- Records shown

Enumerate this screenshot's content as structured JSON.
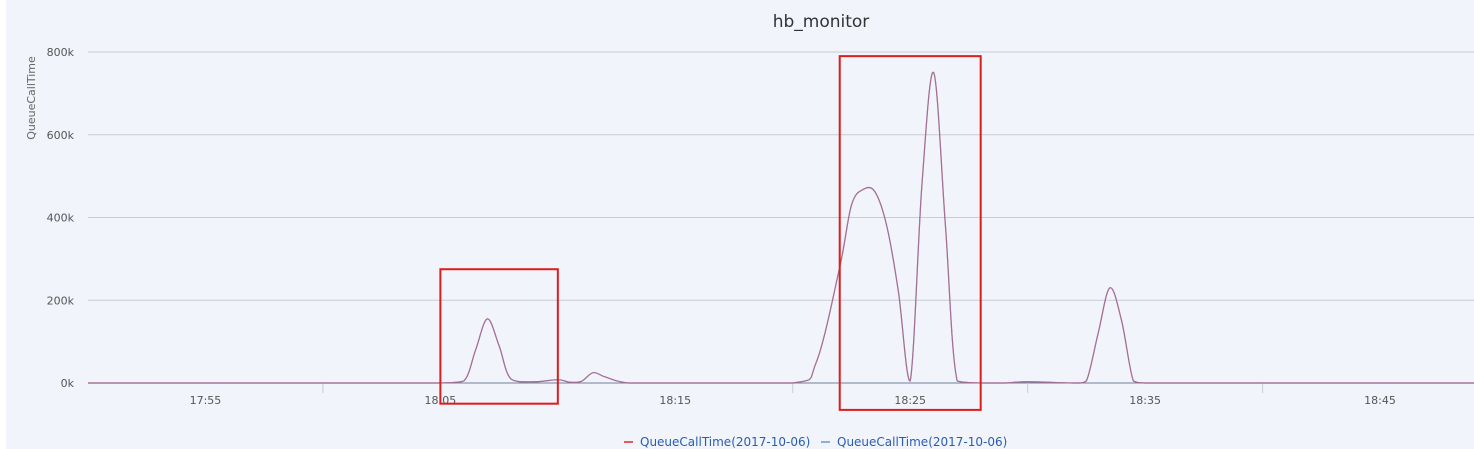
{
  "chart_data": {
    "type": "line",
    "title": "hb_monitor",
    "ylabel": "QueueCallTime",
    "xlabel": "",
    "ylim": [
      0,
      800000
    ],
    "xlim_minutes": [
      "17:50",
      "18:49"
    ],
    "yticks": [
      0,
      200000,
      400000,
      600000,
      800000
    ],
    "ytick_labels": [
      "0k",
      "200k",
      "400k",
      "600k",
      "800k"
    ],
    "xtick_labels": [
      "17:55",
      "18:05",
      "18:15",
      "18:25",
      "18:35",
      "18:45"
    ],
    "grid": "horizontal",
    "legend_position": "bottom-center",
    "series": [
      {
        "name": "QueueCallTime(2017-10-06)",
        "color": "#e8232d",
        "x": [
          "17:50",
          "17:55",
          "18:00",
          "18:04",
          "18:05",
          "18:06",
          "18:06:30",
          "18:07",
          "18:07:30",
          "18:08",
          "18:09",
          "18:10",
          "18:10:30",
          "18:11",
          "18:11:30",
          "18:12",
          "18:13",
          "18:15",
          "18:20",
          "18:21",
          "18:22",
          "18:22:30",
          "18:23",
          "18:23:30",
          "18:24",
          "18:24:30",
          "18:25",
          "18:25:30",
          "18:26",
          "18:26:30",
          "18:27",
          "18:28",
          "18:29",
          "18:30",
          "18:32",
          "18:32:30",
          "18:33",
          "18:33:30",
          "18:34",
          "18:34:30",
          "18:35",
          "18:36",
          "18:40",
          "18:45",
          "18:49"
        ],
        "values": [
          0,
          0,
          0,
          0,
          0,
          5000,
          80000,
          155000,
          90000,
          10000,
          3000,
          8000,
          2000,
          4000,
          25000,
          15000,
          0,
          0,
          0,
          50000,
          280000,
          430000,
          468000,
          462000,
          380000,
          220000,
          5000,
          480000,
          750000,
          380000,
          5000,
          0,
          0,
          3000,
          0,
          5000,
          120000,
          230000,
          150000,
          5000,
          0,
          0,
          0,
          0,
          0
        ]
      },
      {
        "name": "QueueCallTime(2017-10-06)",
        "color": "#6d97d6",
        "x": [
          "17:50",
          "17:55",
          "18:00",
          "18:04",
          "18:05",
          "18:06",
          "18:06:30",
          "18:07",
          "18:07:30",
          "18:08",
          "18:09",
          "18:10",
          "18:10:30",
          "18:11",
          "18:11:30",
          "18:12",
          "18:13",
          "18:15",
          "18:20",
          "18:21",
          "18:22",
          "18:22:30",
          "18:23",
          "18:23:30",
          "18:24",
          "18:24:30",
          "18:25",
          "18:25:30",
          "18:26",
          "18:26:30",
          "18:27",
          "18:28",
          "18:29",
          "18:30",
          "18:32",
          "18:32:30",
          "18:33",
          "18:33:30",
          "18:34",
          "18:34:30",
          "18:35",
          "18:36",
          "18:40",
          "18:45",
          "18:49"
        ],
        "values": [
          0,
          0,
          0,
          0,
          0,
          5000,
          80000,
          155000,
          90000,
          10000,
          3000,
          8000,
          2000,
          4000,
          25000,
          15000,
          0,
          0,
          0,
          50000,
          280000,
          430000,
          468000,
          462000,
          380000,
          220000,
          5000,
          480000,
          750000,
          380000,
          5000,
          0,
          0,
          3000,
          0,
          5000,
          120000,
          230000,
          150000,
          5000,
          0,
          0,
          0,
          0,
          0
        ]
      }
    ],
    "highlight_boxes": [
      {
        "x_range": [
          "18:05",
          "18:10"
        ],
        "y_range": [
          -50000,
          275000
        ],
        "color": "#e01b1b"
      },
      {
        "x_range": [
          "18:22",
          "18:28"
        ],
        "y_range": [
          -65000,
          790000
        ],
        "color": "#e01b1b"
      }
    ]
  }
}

- Instruction
Every line of the data should be copied as it stands, without the images.

- Task answer
Enumerate this screenshot's content as structured JSON.
{
  "chart_data": {
    "type": "line",
    "title": "hb_monitor",
    "ylabel": "QueueCallTime",
    "xlabel": "",
    "ylim": [
      0,
      800000
    ],
    "xlim_minutes": [
      "17:50",
      "18:49"
    ],
    "yticks": [
      0,
      200000,
      400000,
      600000,
      800000
    ],
    "ytick_labels": [
      "0k",
      "200k",
      "400k",
      "600k",
      "800k"
    ],
    "xtick_labels": [
      "17:55",
      "18:05",
      "18:15",
      "18:25",
      "18:35",
      "18:45"
    ],
    "grid": "horizontal",
    "legend_position": "bottom-center",
    "series": [
      {
        "name": "QueueCallTime(2017-10-06)",
        "color": "#e8232d",
        "x": [
          "17:50",
          "17:55",
          "18:00",
          "18:04",
          "18:05",
          "18:06",
          "18:06:30",
          "18:07",
          "18:07:30",
          "18:08",
          "18:09",
          "18:10",
          "18:10:30",
          "18:11",
          "18:11:30",
          "18:12",
          "18:13",
          "18:15",
          "18:20",
          "18:21",
          "18:22",
          "18:22:30",
          "18:23",
          "18:23:30",
          "18:24",
          "18:24:30",
          "18:25",
          "18:25:30",
          "18:26",
          "18:26:30",
          "18:27",
          "18:28",
          "18:29",
          "18:30",
          "18:32",
          "18:32:30",
          "18:33",
          "18:33:30",
          "18:34",
          "18:34:30",
          "18:35",
          "18:36",
          "18:40",
          "18:45",
          "18:49"
        ],
        "values": [
          0,
          0,
          0,
          0,
          0,
          5000,
          80000,
          155000,
          90000,
          10000,
          3000,
          8000,
          2000,
          4000,
          25000,
          15000,
          0,
          0,
          0,
          50000,
          280000,
          430000,
          468000,
          462000,
          380000,
          220000,
          5000,
          480000,
          750000,
          380000,
          5000,
          0,
          0,
          3000,
          0,
          5000,
          120000,
          230000,
          150000,
          5000,
          0,
          0,
          0,
          0,
          0
        ]
      },
      {
        "name": "QueueCallTime(2017-10-06)",
        "color": "#6d97d6",
        "x": [
          "17:50",
          "17:55",
          "18:00",
          "18:04",
          "18:05",
          "18:06",
          "18:06:30",
          "18:07",
          "18:07:30",
          "18:08",
          "18:09",
          "18:10",
          "18:10:30",
          "18:11",
          "18:11:30",
          "18:12",
          "18:13",
          "18:15",
          "18:20",
          "18:21",
          "18:22",
          "18:22:30",
          "18:23",
          "18:23:30",
          "18:24",
          "18:24:30",
          "18:25",
          "18:25:30",
          "18:26",
          "18:26:30",
          "18:27",
          "18:28",
          "18:29",
          "18:30",
          "18:32",
          "18:32:30",
          "18:33",
          "18:33:30",
          "18:34",
          "18:34:30",
          "18:35",
          "18:36",
          "18:40",
          "18:45",
          "18:49"
        ],
        "values": [
          0,
          0,
          0,
          0,
          0,
          5000,
          80000,
          155000,
          90000,
          10000,
          3000,
          8000,
          2000,
          4000,
          25000,
          15000,
          0,
          0,
          0,
          50000,
          280000,
          430000,
          468000,
          462000,
          380000,
          220000,
          5000,
          480000,
          750000,
          380000,
          5000,
          0,
          0,
          3000,
          0,
          5000,
          120000,
          230000,
          150000,
          5000,
          0,
          0,
          0,
          0,
          0
        ]
      }
    ],
    "highlight_boxes": [
      {
        "x_range": [
          "18:05",
          "18:10"
        ],
        "y_range": [
          -50000,
          275000
        ],
        "color": "#e01b1b"
      },
      {
        "x_range": [
          "18:22",
          "18:28"
        ],
        "y_range": [
          -65000,
          790000
        ],
        "color": "#e01b1b"
      }
    ]
  }
}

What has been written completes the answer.